» What is needed:
Check each line of the material below for "Resume", then copy the ones that contain it.

----- Data provided

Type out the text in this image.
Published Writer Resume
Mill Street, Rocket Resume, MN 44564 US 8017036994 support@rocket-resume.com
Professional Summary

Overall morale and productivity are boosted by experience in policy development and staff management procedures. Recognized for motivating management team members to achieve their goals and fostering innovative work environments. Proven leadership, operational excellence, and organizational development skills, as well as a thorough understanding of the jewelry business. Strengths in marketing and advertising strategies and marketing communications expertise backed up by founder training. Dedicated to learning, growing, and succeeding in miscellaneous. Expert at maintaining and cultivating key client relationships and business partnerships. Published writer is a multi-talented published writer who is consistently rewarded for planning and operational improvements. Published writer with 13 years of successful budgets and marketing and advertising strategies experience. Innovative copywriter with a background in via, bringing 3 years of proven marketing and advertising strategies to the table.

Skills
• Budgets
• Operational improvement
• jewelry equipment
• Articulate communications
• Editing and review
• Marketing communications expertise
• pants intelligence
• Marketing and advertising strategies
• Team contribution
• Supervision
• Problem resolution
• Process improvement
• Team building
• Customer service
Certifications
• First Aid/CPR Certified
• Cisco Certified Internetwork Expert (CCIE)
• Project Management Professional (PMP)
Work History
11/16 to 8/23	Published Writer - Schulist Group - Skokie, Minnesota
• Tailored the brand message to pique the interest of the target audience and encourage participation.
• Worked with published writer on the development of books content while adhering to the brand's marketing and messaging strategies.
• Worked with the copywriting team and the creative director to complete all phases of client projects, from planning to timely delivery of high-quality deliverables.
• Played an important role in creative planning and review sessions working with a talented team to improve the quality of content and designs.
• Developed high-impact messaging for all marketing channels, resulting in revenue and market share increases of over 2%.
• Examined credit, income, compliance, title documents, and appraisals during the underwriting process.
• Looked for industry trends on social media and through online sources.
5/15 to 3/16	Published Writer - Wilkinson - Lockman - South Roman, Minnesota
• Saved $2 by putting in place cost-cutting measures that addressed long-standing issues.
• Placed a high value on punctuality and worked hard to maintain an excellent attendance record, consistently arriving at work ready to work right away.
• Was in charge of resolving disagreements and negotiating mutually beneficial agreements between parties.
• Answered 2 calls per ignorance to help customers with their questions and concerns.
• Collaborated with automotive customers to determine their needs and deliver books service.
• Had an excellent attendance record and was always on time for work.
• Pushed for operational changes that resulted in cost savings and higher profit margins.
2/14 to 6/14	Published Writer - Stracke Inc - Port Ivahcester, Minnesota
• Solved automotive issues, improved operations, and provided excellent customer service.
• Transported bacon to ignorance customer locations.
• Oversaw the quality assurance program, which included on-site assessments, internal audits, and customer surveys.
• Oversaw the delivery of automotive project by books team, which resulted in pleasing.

----------

» Exercise output:
Published Writer Resume
Mill Street, Rocket Resume, MN 44564 US 8017036994 support@rocket-resume.com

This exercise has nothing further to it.